* _WRITTEN EXERCISE_
Give the material again in full, matching it exactly.

* _EXTRACTED RECORDS_

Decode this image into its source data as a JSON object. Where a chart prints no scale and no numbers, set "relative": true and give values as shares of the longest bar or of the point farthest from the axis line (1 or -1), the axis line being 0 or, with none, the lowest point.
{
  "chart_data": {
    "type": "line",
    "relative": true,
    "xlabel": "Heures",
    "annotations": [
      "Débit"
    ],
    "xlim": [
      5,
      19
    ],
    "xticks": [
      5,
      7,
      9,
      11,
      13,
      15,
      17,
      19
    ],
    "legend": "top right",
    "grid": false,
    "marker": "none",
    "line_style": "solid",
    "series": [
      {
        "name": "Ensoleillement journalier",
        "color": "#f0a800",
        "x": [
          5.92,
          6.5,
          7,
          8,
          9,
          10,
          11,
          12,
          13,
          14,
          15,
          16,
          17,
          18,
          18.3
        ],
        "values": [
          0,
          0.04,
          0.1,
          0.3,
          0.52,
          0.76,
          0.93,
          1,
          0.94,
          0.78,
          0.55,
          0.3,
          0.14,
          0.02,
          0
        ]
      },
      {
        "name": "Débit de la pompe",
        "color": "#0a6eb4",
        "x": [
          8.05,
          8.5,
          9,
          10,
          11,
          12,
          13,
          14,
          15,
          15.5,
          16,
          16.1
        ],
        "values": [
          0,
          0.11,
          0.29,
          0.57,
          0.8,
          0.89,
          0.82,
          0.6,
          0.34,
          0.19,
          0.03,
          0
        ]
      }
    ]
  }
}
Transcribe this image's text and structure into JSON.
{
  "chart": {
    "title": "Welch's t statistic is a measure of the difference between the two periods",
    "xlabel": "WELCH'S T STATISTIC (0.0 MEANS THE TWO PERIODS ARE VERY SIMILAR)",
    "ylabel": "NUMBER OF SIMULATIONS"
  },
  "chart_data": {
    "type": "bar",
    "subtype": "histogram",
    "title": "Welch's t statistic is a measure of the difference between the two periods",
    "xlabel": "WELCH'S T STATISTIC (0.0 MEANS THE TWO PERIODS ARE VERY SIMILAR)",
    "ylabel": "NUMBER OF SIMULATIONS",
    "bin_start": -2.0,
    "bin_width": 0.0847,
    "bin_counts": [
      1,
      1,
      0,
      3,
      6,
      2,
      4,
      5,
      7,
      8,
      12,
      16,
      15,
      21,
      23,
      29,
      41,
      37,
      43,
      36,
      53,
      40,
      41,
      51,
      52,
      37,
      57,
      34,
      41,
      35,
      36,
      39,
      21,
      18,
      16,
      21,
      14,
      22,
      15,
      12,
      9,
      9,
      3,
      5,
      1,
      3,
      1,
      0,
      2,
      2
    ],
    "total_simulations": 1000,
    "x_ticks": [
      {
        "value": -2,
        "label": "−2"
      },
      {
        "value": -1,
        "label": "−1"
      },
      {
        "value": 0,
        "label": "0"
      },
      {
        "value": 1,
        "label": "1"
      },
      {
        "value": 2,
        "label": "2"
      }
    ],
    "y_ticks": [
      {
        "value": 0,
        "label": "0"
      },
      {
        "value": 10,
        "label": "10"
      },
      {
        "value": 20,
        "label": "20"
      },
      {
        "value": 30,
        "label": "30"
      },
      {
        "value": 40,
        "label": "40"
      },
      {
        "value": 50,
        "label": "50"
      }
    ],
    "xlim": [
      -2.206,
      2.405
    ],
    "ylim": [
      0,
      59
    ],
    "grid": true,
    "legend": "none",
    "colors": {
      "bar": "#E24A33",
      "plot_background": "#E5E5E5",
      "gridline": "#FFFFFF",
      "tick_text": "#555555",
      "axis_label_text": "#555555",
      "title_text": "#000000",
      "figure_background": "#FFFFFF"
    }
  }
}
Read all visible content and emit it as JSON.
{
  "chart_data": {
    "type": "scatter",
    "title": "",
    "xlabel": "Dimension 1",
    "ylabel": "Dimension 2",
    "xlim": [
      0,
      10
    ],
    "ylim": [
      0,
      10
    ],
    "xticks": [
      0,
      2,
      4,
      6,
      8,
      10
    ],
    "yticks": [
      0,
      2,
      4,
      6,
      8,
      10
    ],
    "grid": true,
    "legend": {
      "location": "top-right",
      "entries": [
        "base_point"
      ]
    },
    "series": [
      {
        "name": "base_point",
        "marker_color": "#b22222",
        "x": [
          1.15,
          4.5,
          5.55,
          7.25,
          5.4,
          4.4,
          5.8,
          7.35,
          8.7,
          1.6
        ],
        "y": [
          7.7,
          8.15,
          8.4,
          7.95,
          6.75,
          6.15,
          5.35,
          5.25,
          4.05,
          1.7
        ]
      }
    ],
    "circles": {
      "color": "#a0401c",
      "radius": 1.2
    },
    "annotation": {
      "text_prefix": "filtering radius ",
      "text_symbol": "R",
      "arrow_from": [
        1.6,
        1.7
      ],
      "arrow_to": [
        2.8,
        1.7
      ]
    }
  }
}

* _EXERCISE SOLUTION_
Decode this image into its source data as a JSON object. Where a chart prints no scale and no numbers, set "relative": true and give values as shares of the longest bar or of the point farthest from the axis line (1 or -1), the axis line being 0 or, with none, the lowest point.
{
  "chart_data": {
    "type": "line",
    "relative": true,
    "xlabel": "Heures",
    "annotations": [
      "Débit"
    ],
    "xlim": [
      5,
      19
    ],
    "xticks": [
      5,
      7,
      9,
      11,
      13,
      15,
      17,
      19
    ],
    "legend": "top right",
    "grid": false,
    "marker": "none",
    "line_style": "solid",
    "series": [
      {
        "name": "Ensoleillement journalier",
        "color": "#f0a800",
        "x": [
          5.92,
          6.5,
          7,
          8,
          9,
          10,
          11,
          12,
          13,
          14,
          15,
          16,
          17,
          18,
          18.3
        ],
        "values": [
          0,
          0.04,
          0.1,
          0.3,
          0.52,
          0.76,
          0.93,
          1,
          0.94,
          0.78,
          0.55,
          0.3,
          0.14,
          0.02,
          0
        ]
      },
      {
        "name": "Débit de la pompe",
        "color": "#0a6eb4",
        "x": [
          8.05,
          8.5,
          9,
          10,
          11,
          12,
          13,
          14,
          15,
          15.5,
          16,
          16.1
        ],
        "values": [
          0,
          0.11,
          0.29,
          0.57,
          0.8,
          0.89,
          0.82,
          0.6,
          0.34,
          0.19,
          0.03,
          0
        ]
      }
    ]
  }
}
Transcribe this image's text and structure into JSON.
{
  "chart": {
    "title": "Welch's t statistic is a measure of the difference between the two periods",
    "xlabel": "WELCH'S T STATISTIC (0.0 MEANS THE TWO PERIODS ARE VERY SIMILAR)",
    "ylabel": "NUMBER OF SIMULATIONS"
  },
  "chart_data": {
    "type": "bar",
    "subtype": "histogram",
    "title": "Welch's t statistic is a measure of the difference between the two periods",
    "xlabel": "WELCH'S T STATISTIC (0.0 MEANS THE TWO PERIODS ARE VERY SIMILAR)",
    "ylabel": "NUMBER OF SIMULATIONS",
    "bin_start": -2.0,
    "bin_width": 0.0847,
    "bin_counts": [
      1,
      1,
      0,
      3,
      6,
      2,
      4,
      5,
      7,
      8,
      12,
      16,
      15,
      21,
      23,
      29,
      41,
      37,
      43,
      36,
      53,
      40,
      41,
      51,
      52,
      37,
      57,
      34,
      41,
      35,
      36,
      39,
      21,
      18,
      16,
      21,
      14,
      22,
      15,
      12,
      9,
      9,
      3,
      5,
      1,
      3,
      1,
      0,
      2,
      2
    ],
    "total_simulations": 1000,
    "x_ticks": [
      {
        "value": -2,
        "label": "−2"
      },
      {
        "value": -1,
        "label": "−1"
      },
      {
        "value": 0,
        "label": "0"
      },
      {
        "value": 1,
        "label": "1"
      },
      {
        "value": 2,
        "label": "2"
      }
    ],
    "y_ticks": [
      {
        "value": 0,
        "label": "0"
      },
      {
        "value": 10,
        "label": "10"
      },
      {
        "value": 20,
        "label": "20"
      },
      {
        "value": 30,
        "label": "30"
      },
      {
        "value": 40,
        "label": "40"
      },
      {
        "value": 50,
        "label": "50"
      }
    ],
    "xlim": [
      -2.206,
      2.405
    ],
    "ylim": [
      0,
      59
    ],
    "grid": true,
    "legend": "none",
    "colors": {
      "bar": "#E24A33",
      "plot_background": "#E5E5E5",
      "gridline": "#FFFFFF",
      "tick_text": "#555555",
      "axis_label_text": "#555555",
      "title_text": "#000000",
      "figure_background": "#FFFFFF"
    }
  }
}
Read all visible content and emit it as JSON.
{
  "chart_data": {
    "type": "scatter",
    "title": "",
    "xlabel": "Dimension 1",
    "ylabel": "Dimension 2",
    "xlim": [
      0,
      10
    ],
    "ylim": [
      0,
      10
    ],
    "xticks": [
      0,
      2,
      4,
      6,
      8,
      10
    ],
    "yticks": [
      0,
      2,
      4,
      6,
      8,
      10
    ],
    "grid": true,
    "legend": {
      "location": "top-right",
      "entries": [
        "base_point"
      ]
    },
    "series": [
      {
        "name": "base_point",
        "marker_color": "#b22222",
        "x": [
          1.15,
          4.5,
          5.55,
          7.25,
          5.4,
          4.4,
          5.8,
          7.35,
          8.7,
          1.6
        ],
        "y": [
          7.7,
          8.15,
          8.4,
          7.95,
          6.75,
          6.15,
          5.35,
          5.25,
          4.05,
          1.7
        ]
      }
    ],
    "circles": {
      "color": "#a0401c",
      "radius": 1.2
    },
    "annotation": {
      "text_prefix": "filtering radius ",
      "text_symbol": "R",
      "arrow_from": [
        1.6,
        1.7
      ],
      "arrow_to": [
        2.8,
        1.7
      ]
    }
  }
}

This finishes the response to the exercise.